MATERIAL SHOWN:
----
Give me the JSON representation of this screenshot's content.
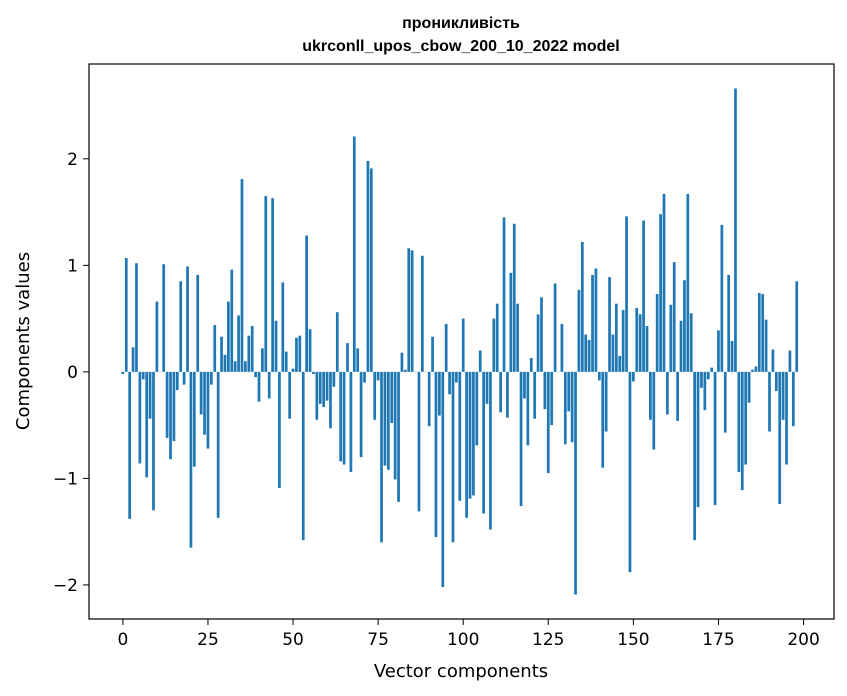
{
  "chart_data": {
    "type": "bar",
    "title": "проникливість",
    "subtitle": "ukrconll_upos_cbow_200_10_2022 model",
    "xlabel": "Vector components",
    "ylabel": "Components values",
    "xlim": [
      -9.95,
      208.95
    ],
    "ylim": [
      -2.32,
      2.89
    ],
    "xticks": [
      0,
      25,
      50,
      75,
      100,
      125,
      150,
      175,
      200
    ],
    "yticks": [
      -2,
      -1,
      0,
      1,
      2
    ],
    "xtick_labels": [
      "0",
      "25",
      "50",
      "75",
      "100",
      "125",
      "150",
      "175",
      "200"
    ],
    "ytick_labels": [
      "−2",
      "−1",
      "0",
      "1",
      "2"
    ],
    "bar_color": "#1f77b4",
    "grid": false,
    "x_start": 0,
    "values": [
      -0.02,
      1.07,
      -1.38,
      0.23,
      1.02,
      -0.86,
      -0.07,
      -0.99,
      -0.44,
      -1.3,
      0.66,
      0.0,
      1.01,
      -0.62,
      -0.82,
      -0.65,
      -0.17,
      0.85,
      -0.12,
      0.99,
      -1.65,
      -0.89,
      0.91,
      -0.4,
      -0.59,
      -0.72,
      -0.12,
      0.44,
      -1.37,
      0.33,
      0.16,
      0.66,
      0.96,
      0.1,
      0.53,
      1.81,
      0.1,
      0.34,
      0.43,
      -0.05,
      -0.28,
      0.22,
      1.65,
      -0.25,
      1.63,
      0.48,
      -1.09,
      0.84,
      0.19,
      -0.44,
      0.03,
      0.32,
      0.34,
      -1.58,
      1.28,
      0.4,
      -0.02,
      -0.45,
      -0.3,
      -0.33,
      -0.27,
      -0.53,
      -0.14,
      0.56,
      -0.84,
      -0.87,
      0.27,
      -0.94,
      2.21,
      0.22,
      -0.8,
      -0.1,
      1.98,
      1.91,
      -0.45,
      -0.08,
      -1.6,
      -0.88,
      -0.92,
      -0.48,
      -1.01,
      -1.22,
      0.18,
      0.02,
      1.16,
      1.14,
      0.0,
      -1.31,
      1.09,
      0.0,
      -0.51,
      0.33,
      -1.55,
      -0.41,
      -2.02,
      0.45,
      -0.21,
      -1.6,
      -0.1,
      -1.21,
      0.5,
      -1.37,
      -1.19,
      -1.16,
      -0.69,
      0.2,
      -1.33,
      -0.3,
      -1.48,
      0.5,
      0.64,
      -0.38,
      1.45,
      -0.43,
      0.93,
      1.39,
      0.64,
      -1.26,
      -0.25,
      -0.69,
      0.13,
      -0.44,
      0.54,
      0.7,
      -0.35,
      -0.95,
      -0.5,
      0.83,
      0.0,
      0.45,
      -0.68,
      -0.37,
      -0.66,
      -2.09,
      0.77,
      1.22,
      0.35,
      0.3,
      0.91,
      0.97,
      -0.08,
      -0.9,
      -0.56,
      0.89,
      0.35,
      0.64,
      0.15,
      0.58,
      1.46,
      -1.88,
      -0.09,
      0.6,
      0.54,
      1.42,
      0.43,
      -0.45,
      -0.73,
      0.73,
      1.48,
      1.67,
      -0.4,
      0.63,
      1.03,
      -0.46,
      0.48,
      0.86,
      1.67,
      0.55,
      -1.58,
      -1.27,
      -0.15,
      -0.36,
      -0.07,
      0.04,
      -1.25,
      0.39,
      1.38,
      -0.57,
      0.91,
      0.29,
      2.66,
      -0.94,
      -1.11,
      -0.87,
      -0.29,
      0.02,
      0.05,
      0.74,
      0.73,
      0.49,
      -0.56,
      0.21,
      -0.18,
      -1.24,
      -0.45,
      -0.87,
      0.2,
      -0.51,
      0.85
    ]
  }
}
----
Every line of the data should be copied as it stands, without the images.

Give me the JSON representation of this screenshot's content.
{
  "chart_data": {
    "type": "bar",
    "title": "проникливість",
    "subtitle": "ukrconll_upos_cbow_200_10_2022 model",
    "xlabel": "Vector components",
    "ylabel": "Components values",
    "xlim": [
      -9.95,
      208.95
    ],
    "ylim": [
      -2.32,
      2.89
    ],
    "xticks": [
      0,
      25,
      50,
      75,
      100,
      125,
      150,
      175,
      200
    ],
    "yticks": [
      -2,
      -1,
      0,
      1,
      2
    ],
    "xtick_labels": [
      "0",
      "25",
      "50",
      "75",
      "100",
      "125",
      "150",
      "175",
      "200"
    ],
    "ytick_labels": [
      "−2",
      "−1",
      "0",
      "1",
      "2"
    ],
    "bar_color": "#1f77b4",
    "grid": false,
    "x_start": 0,
    "values": [
      -0.02,
      1.07,
      -1.38,
      0.23,
      1.02,
      -0.86,
      -0.07,
      -0.99,
      -0.44,
      -1.3,
      0.66,
      0.0,
      1.01,
      -0.62,
      -0.82,
      -0.65,
      -0.17,
      0.85,
      -0.12,
      0.99,
      -1.65,
      -0.89,
      0.91,
      -0.4,
      -0.59,
      -0.72,
      -0.12,
      0.44,
      -1.37,
      0.33,
      0.16,
      0.66,
      0.96,
      0.1,
      0.53,
      1.81,
      0.1,
      0.34,
      0.43,
      -0.05,
      -0.28,
      0.22,
      1.65,
      -0.25,
      1.63,
      0.48,
      -1.09,
      0.84,
      0.19,
      -0.44,
      0.03,
      0.32,
      0.34,
      -1.58,
      1.28,
      0.4,
      -0.02,
      -0.45,
      -0.3,
      -0.33,
      -0.27,
      -0.53,
      -0.14,
      0.56,
      -0.84,
      -0.87,
      0.27,
      -0.94,
      2.21,
      0.22,
      -0.8,
      -0.1,
      1.98,
      1.91,
      -0.45,
      -0.08,
      -1.6,
      -0.88,
      -0.92,
      -0.48,
      -1.01,
      -1.22,
      0.18,
      0.02,
      1.16,
      1.14,
      0.0,
      -1.31,
      1.09,
      0.0,
      -0.51,
      0.33,
      -1.55,
      -0.41,
      -2.02,
      0.45,
      -0.21,
      -1.6,
      -0.1,
      -1.21,
      0.5,
      -1.37,
      -1.19,
      -1.16,
      -0.69,
      0.2,
      -1.33,
      -0.3,
      -1.48,
      0.5,
      0.64,
      -0.38,
      1.45,
      -0.43,
      0.93,
      1.39,
      0.64,
      -1.26,
      -0.25,
      -0.69,
      0.13,
      -0.44,
      0.54,
      0.7,
      -0.35,
      -0.95,
      -0.5,
      0.83,
      0.0,
      0.45,
      -0.68,
      -0.37,
      -0.66,
      -2.09,
      0.77,
      1.22,
      0.35,
      0.3,
      0.91,
      0.97,
      -0.08,
      -0.9,
      -0.56,
      0.89,
      0.35,
      0.64,
      0.15,
      0.58,
      1.46,
      -1.88,
      -0.09,
      0.6,
      0.54,
      1.42,
      0.43,
      -0.45,
      -0.73,
      0.73,
      1.48,
      1.67,
      -0.4,
      0.63,
      1.03,
      -0.46,
      0.48,
      0.86,
      1.67,
      0.55,
      -1.58,
      -1.27,
      -0.15,
      -0.36,
      -0.07,
      0.04,
      -1.25,
      0.39,
      1.38,
      -0.57,
      0.91,
      0.29,
      2.66,
      -0.94,
      -1.11,
      -0.87,
      -0.29,
      0.02,
      0.05,
      0.74,
      0.73,
      0.49,
      -0.56,
      0.21,
      -0.18,
      -1.24,
      -0.45,
      -0.87,
      0.2,
      -0.51,
      0.85
    ]
  }
}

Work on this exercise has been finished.